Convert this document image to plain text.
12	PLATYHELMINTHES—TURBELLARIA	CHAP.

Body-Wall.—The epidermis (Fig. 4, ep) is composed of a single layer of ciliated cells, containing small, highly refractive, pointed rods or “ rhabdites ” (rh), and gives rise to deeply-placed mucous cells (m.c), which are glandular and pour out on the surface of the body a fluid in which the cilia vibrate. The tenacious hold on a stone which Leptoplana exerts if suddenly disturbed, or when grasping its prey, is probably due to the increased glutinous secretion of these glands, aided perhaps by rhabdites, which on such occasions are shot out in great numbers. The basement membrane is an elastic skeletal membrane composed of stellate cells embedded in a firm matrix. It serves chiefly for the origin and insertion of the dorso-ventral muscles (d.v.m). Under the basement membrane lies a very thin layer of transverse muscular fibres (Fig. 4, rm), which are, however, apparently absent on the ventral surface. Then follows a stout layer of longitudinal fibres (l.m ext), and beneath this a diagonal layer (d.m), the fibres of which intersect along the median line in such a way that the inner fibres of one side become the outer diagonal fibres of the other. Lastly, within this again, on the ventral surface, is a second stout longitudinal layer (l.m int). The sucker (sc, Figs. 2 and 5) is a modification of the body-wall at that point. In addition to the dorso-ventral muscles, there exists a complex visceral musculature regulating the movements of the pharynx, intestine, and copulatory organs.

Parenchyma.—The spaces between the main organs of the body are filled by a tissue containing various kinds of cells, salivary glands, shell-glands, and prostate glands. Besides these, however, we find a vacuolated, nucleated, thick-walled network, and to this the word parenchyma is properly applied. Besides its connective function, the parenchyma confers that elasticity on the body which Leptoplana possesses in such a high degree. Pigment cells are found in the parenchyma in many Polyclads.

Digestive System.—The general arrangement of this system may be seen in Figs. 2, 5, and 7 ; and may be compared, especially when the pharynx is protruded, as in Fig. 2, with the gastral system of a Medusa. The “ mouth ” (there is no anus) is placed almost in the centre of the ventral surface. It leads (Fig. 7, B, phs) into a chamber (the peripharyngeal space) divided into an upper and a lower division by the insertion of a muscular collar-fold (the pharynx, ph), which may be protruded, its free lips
* * *
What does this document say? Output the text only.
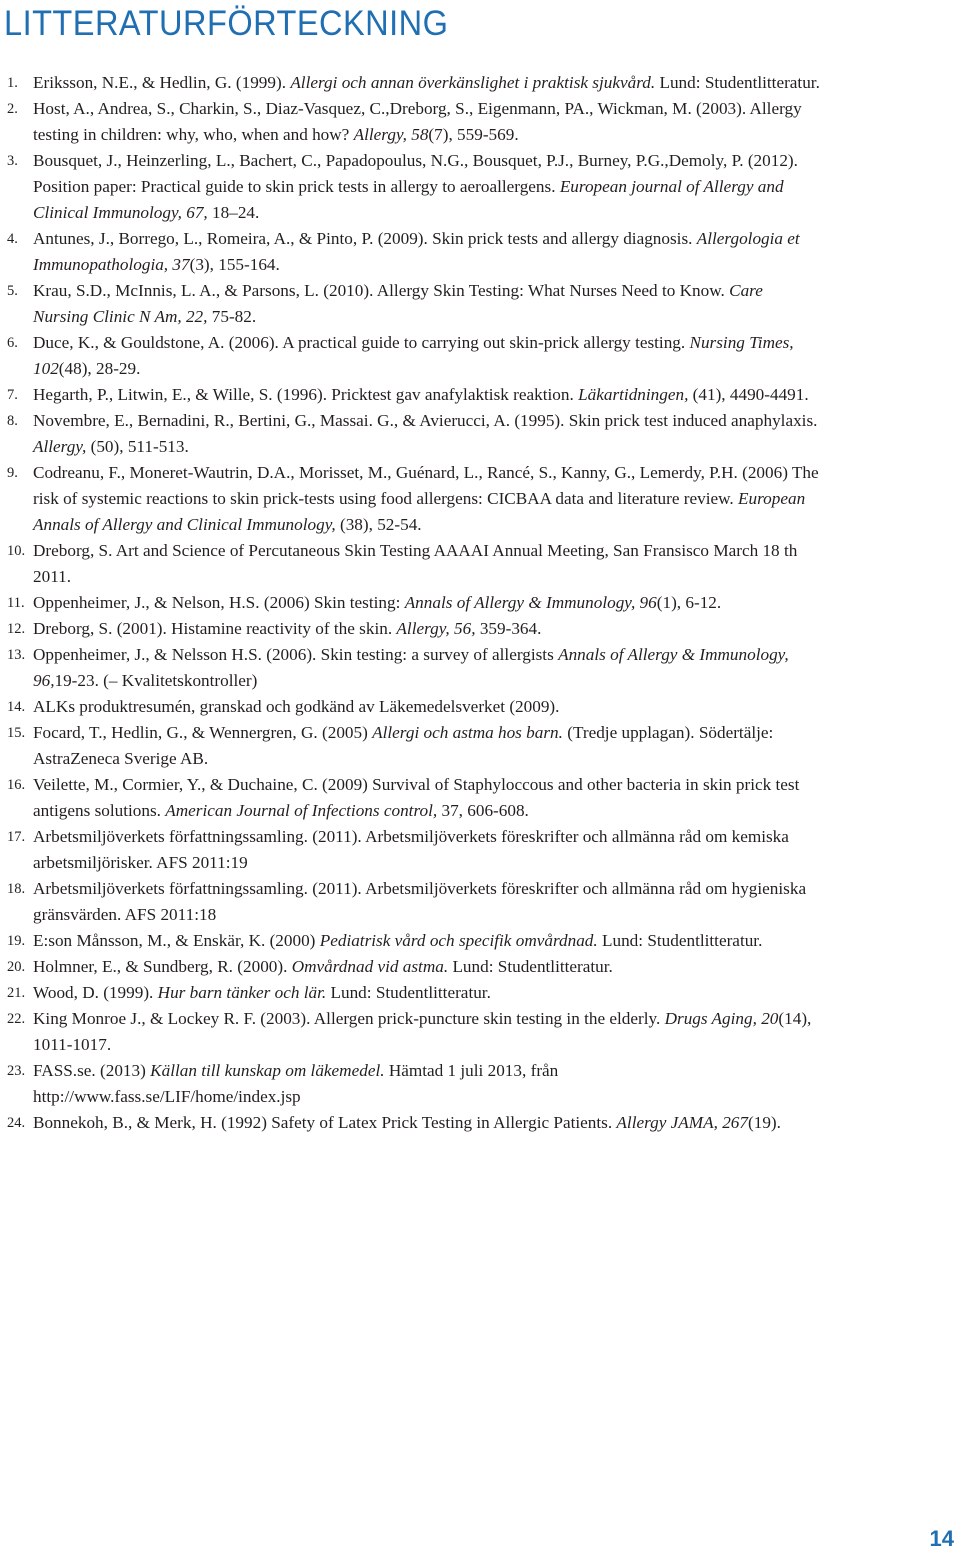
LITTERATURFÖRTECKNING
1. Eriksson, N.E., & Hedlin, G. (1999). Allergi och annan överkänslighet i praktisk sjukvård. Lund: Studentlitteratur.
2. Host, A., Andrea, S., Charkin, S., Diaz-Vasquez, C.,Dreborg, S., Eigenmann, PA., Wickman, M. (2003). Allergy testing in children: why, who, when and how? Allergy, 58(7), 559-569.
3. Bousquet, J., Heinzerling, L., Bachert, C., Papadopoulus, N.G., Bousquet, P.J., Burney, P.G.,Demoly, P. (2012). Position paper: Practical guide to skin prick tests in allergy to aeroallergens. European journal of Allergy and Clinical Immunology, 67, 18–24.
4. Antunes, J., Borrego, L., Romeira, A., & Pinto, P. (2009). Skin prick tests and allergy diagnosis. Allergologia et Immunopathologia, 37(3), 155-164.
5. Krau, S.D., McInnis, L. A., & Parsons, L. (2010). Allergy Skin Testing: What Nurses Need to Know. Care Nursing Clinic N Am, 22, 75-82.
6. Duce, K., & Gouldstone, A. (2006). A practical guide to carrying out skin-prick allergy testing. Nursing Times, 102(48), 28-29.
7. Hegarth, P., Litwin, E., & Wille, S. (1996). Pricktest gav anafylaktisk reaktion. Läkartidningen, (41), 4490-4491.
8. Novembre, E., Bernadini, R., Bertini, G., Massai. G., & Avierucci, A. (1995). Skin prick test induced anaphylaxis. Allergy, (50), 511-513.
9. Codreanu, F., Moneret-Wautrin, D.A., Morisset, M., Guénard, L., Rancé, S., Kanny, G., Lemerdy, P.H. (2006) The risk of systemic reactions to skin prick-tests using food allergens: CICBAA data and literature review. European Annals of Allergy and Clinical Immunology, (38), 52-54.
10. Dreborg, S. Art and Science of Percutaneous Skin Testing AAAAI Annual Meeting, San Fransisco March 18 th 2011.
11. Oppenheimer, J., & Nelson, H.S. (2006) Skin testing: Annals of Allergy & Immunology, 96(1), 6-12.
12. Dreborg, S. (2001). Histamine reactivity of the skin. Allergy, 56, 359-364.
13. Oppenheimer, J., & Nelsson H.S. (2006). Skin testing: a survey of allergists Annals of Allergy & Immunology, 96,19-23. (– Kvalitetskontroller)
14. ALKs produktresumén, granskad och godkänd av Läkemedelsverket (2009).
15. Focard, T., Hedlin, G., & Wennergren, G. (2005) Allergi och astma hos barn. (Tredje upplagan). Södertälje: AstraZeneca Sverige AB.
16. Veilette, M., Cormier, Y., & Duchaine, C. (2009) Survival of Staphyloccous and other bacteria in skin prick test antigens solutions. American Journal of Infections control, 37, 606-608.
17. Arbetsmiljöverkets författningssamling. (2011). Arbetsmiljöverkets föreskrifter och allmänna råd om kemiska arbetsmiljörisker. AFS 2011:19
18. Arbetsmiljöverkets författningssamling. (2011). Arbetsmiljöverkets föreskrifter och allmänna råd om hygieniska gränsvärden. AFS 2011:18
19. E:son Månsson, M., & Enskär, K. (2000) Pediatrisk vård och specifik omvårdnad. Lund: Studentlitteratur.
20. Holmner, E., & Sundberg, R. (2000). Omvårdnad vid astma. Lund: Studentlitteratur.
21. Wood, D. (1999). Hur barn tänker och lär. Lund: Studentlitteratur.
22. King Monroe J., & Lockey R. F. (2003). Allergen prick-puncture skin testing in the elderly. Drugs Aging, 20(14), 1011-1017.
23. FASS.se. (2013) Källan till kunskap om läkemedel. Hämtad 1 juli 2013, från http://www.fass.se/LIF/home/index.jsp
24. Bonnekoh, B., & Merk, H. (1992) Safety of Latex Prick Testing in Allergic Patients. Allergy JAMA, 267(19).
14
* * *
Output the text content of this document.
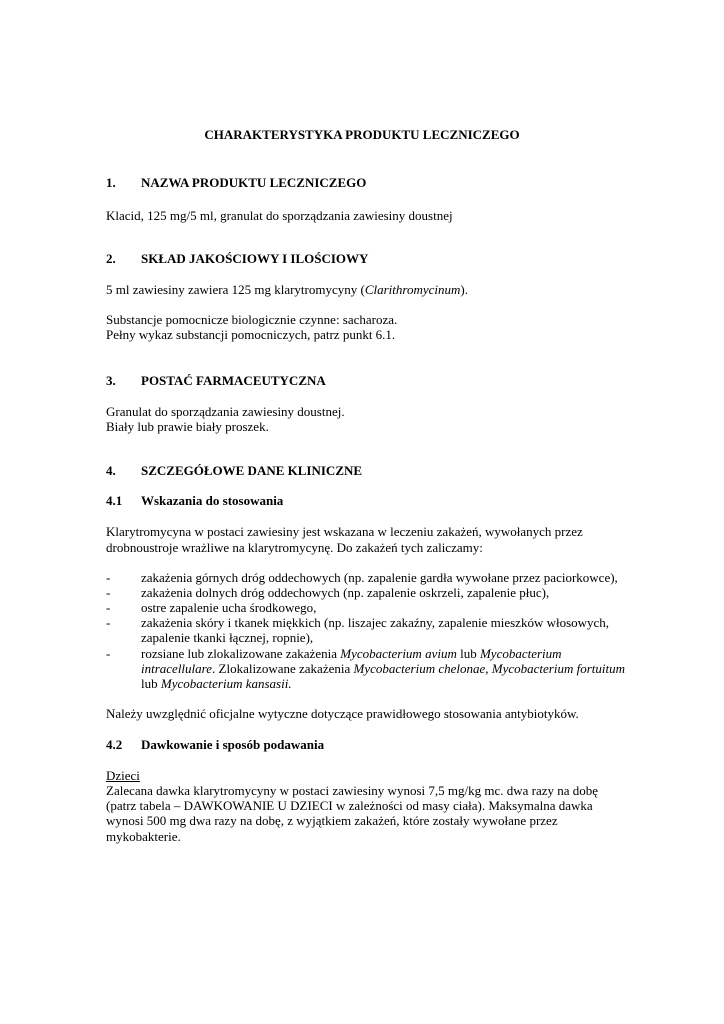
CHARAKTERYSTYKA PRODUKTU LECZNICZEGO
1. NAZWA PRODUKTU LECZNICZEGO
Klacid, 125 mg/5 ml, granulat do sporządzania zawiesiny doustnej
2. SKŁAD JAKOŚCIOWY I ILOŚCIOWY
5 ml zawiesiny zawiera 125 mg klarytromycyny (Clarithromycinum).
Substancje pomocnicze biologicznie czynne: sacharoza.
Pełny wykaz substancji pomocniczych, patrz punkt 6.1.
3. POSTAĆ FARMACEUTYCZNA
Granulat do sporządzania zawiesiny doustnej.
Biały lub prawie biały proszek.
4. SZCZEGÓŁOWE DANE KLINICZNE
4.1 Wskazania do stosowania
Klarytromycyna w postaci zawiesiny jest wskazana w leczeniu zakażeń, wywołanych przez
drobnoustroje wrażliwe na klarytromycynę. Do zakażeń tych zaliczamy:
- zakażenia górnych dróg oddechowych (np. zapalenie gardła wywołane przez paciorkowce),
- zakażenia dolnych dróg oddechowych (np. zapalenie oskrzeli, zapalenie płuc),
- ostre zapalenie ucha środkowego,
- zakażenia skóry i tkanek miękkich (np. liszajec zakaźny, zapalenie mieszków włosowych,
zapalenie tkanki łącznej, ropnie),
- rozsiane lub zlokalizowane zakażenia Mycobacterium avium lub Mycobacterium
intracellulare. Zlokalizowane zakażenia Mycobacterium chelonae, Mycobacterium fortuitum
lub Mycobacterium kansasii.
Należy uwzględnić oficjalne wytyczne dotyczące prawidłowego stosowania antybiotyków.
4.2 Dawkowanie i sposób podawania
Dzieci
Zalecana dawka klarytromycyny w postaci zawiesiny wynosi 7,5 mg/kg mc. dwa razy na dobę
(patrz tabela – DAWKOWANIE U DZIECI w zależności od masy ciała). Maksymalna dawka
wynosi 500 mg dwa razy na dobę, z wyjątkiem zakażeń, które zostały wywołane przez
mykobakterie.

What needs to be done —
From the listing above, return each line with the word "zawiesiny".

Answer section —
Klacid, 125 mg/5 ml, granulat do sporządzania zawiesiny doustnej
5 ml zawiesiny zawiera 125 mg klarytromycyny (Clarithromycinum).
Granulat do sporządzania zawiesiny doustnej.
Klarytromycyna w postaci zawiesiny jest wskazana w leczeniu zakażeń, wywołanych przez
Zalecana dawka klarytromycyny w postaci zawiesiny wynosi 7,5 mg/kg mc. dwa razy na dobę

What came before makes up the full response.